**Work required**
Output all the material that follows, exactly as given.

**Excerpt from a dataset**
--- Start ---
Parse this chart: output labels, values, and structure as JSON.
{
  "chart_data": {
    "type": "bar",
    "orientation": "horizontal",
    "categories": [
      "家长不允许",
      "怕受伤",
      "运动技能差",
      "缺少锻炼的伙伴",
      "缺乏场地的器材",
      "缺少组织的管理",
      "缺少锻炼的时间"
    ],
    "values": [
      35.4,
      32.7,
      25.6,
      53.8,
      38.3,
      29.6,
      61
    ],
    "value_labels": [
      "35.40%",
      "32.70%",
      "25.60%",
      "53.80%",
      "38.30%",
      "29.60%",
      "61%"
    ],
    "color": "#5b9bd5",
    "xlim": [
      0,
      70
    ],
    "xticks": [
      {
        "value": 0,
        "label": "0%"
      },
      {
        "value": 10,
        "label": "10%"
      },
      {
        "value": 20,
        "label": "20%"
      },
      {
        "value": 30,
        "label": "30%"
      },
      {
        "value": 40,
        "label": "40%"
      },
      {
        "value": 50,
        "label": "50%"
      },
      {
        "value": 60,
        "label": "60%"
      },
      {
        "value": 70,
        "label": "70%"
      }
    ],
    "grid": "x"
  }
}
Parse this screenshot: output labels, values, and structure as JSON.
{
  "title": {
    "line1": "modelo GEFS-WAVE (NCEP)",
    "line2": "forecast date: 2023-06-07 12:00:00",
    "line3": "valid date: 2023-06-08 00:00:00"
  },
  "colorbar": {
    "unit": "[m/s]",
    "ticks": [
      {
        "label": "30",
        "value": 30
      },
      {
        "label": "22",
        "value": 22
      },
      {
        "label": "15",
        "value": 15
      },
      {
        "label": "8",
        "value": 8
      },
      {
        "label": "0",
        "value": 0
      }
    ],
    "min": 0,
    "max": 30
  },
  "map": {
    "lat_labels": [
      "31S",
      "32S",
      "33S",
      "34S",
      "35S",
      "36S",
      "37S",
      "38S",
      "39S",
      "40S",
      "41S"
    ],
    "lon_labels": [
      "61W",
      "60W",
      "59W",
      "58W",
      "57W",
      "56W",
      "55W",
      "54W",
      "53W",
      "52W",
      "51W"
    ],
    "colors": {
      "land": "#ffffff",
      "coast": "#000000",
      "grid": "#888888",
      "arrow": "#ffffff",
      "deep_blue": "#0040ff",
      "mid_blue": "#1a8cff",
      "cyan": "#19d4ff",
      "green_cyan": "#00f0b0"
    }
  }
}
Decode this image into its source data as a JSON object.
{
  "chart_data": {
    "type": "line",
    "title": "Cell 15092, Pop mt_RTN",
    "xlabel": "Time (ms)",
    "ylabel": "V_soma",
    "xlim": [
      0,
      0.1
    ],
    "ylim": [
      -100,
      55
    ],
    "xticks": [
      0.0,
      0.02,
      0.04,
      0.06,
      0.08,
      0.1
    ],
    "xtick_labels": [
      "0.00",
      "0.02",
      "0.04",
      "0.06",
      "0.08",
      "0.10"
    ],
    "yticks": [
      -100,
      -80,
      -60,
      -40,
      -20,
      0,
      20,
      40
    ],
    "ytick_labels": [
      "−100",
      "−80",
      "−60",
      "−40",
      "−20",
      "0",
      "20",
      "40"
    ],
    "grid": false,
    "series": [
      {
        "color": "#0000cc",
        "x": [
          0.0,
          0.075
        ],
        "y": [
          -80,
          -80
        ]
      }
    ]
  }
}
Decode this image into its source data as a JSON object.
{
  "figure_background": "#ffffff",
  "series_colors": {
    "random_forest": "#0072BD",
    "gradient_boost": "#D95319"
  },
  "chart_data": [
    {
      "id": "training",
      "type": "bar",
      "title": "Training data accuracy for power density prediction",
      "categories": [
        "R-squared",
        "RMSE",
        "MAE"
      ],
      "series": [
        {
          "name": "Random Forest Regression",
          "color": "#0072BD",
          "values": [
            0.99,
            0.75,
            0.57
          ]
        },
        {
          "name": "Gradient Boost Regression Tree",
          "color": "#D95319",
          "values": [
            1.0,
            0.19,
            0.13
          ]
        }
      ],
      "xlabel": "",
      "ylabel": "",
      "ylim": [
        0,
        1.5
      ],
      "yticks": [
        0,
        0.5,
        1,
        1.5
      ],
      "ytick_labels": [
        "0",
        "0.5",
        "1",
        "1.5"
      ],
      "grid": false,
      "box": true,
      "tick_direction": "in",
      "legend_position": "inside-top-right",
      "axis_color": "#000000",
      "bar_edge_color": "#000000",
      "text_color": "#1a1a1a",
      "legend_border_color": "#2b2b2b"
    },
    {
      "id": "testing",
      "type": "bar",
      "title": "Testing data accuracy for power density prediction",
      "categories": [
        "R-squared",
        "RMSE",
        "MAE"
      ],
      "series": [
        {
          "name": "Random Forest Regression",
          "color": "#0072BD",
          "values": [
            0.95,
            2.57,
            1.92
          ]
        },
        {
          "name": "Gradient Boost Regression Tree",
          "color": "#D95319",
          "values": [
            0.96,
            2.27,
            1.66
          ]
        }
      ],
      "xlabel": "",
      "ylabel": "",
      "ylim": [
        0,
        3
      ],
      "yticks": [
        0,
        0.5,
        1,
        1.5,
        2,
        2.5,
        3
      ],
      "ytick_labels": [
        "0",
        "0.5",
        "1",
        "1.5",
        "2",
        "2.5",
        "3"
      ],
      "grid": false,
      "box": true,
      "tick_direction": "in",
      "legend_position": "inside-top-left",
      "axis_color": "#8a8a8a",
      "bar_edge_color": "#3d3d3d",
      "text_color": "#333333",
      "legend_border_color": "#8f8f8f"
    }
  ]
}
--- End ---
**Answer to the task**
Parse this chart: output labels, values, and structure as JSON.
{
  "chart_data": {
    "type": "bar",
    "orientation": "horizontal",
    "categories": [
      "家长不允许",
      "怕受伤",
      "运动技能差",
      "缺少锻炼的伙伴",
      "缺乏场地的器材",
      "缺少组织的管理",
      "缺少锻炼的时间"
    ],
    "values": [
      35.4,
      32.7,
      25.6,
      53.8,
      38.3,
      29.6,
      61
    ],
    "value_labels": [
      "35.40%",
      "32.70%",
      "25.60%",
      "53.80%",
      "38.30%",
      "29.60%",
      "61%"
    ],
    "color": "#5b9bd5",
    "xlim": [
      0,
      70
    ],
    "xticks": [
      {
        "value": 0,
        "label": "0%"
      },
      {
        "value": 10,
        "label": "10%"
      },
      {
        "value": 20,
        "label": "20%"
      },
      {
        "value": 30,
        "label": "30%"
      },
      {
        "value": 40,
        "label": "40%"
      },
      {
        "value": 50,
        "label": "50%"
      },
      {
        "value": 60,
        "label": "60%"
      },
      {
        "value": 70,
        "label": "70%"
      }
    ],
    "grid": "x"
  }
}
Parse this screenshot: output labels, values, and structure as JSON.
{
  "title": {
    "line1": "modelo GEFS-WAVE (NCEP)",
    "line2": "forecast date: 2023-06-07 12:00:00",
    "line3": "valid date: 2023-06-08 00:00:00"
  },
  "colorbar": {
    "unit": "[m/s]",
    "ticks": [
      {
        "label": "30",
        "value": 30
      },
      {
        "label": "22",
        "value": 22
      },
      {
        "label": "15",
        "value": 15
      },
      {
        "label": "8",
        "value": 8
      },
      {
        "label": "0",
        "value": 0
      }
    ],
    "min": 0,
    "max": 30
  },
  "map": {
    "lat_labels": [
      "31S",
      "32S",
      "33S",
      "34S",
      "35S",
      "36S",
      "37S",
      "38S",
      "39S",
      "40S",
      "41S"
    ],
    "lon_labels": [
      "61W",
      "60W",
      "59W",
      "58W",
      "57W",
      "56W",
      "55W",
      "54W",
      "53W",
      "52W",
      "51W"
    ],
    "colors": {
      "land": "#ffffff",
      "coast": "#000000",
      "grid": "#888888",
      "arrow": "#ffffff",
      "deep_blue": "#0040ff",
      "mid_blue": "#1a8cff",
      "cyan": "#19d4ff",
      "green_cyan": "#00f0b0"
    }
  }
}
Decode this image into its source data as a JSON object.
{
  "chart_data": {
    "type": "line",
    "title": "Cell 15092, Pop mt_RTN",
    "xlabel": "Time (ms)",
    "ylabel": "V_soma",
    "xlim": [
      0,
      0.1
    ],
    "ylim": [
      -100,
      55
    ],
    "xticks": [
      0.0,
      0.02,
      0.04,
      0.06,
      0.08,
      0.1
    ],
    "xtick_labels": [
      "0.00",
      "0.02",
      "0.04",
      "0.06",
      "0.08",
      "0.10"
    ],
    "yticks": [
      -100,
      -80,
      -60,
      -40,
      -20,
      0,
      20,
      40
    ],
    "ytick_labels": [
      "−100",
      "−80",
      "−60",
      "−40",
      "−20",
      "0",
      "20",
      "40"
    ],
    "grid": false,
    "series": [
      {
        "color": "#0000cc",
        "x": [
          0.0,
          0.075
        ],
        "y": [
          -80,
          -80
        ]
      }
    ]
  }
}
Decode this image into its source data as a JSON object.
{
  "figure_background": "#ffffff",
  "series_colors": {
    "random_forest": "#0072BD",
    "gradient_boost": "#D95319"
  },
  "chart_data": [
    {
      "id": "training",
      "type": "bar",
      "title": "Training data accuracy for power density prediction",
      "categories": [
        "R-squared",
        "RMSE",
        "MAE"
      ],
      "series": [
        {
          "name": "Random Forest Regression",
          "color": "#0072BD",
          "values": [
            0.99,
            0.75,
            0.57
          ]
        },
        {
          "name": "Gradient Boost Regression Tree",
          "color": "#D95319",
          "values": [
            1.0,
            0.19,
            0.13
          ]
        }
      ],
      "xlabel": "",
      "ylabel": "",
      "ylim": [
        0,
        1.5
      ],
      "yticks": [
        0,
        0.5,
        1,
        1.5
      ],
      "ytick_labels": [
        "0",
        "0.5",
        "1",
        "1.5"
      ],
      "grid": false,
      "box": true,
      "tick_direction": "in",
      "legend_position": "inside-top-right",
      "axis_color": "#000000",
      "bar_edge_color": "#000000",
      "text_color": "#1a1a1a",
      "legend_border_color": "#2b2b2b"
    },
    {
      "id": "testing",
      "type": "bar",
      "title": "Testing data accuracy for power density prediction",
      "categories": [
        "R-squared",
        "RMSE",
        "MAE"
      ],
      "series": [
        {
          "name": "Random Forest Regression",
          "color": "#0072BD",
          "values": [
            0.95,
            2.57,
            1.92
          ]
        },
        {
          "name": "Gradient Boost Regression Tree",
          "color": "#D95319",
          "values": [
            0.96,
            2.27,
            1.66
          ]
        }
      ],
      "xlabel": "",
      "ylabel": "",
      "ylim": [
        0,
        3
      ],
      "yticks": [
        0,
        0.5,
        1,
        1.5,
        2,
        2.5,
        3
      ],
      "ytick_labels": [
        "0",
        "0.5",
        "1",
        "1.5",
        "2",
        "2.5",
        "3"
      ],
      "grid": false,
      "box": true,
      "tick_direction": "in",
      "legend_position": "inside-top-left",
      "axis_color": "#8a8a8a",
      "bar_edge_color": "#3d3d3d",
      "text_color": "#333333",
      "legend_border_color": "#8f8f8f"
    }
  ]
}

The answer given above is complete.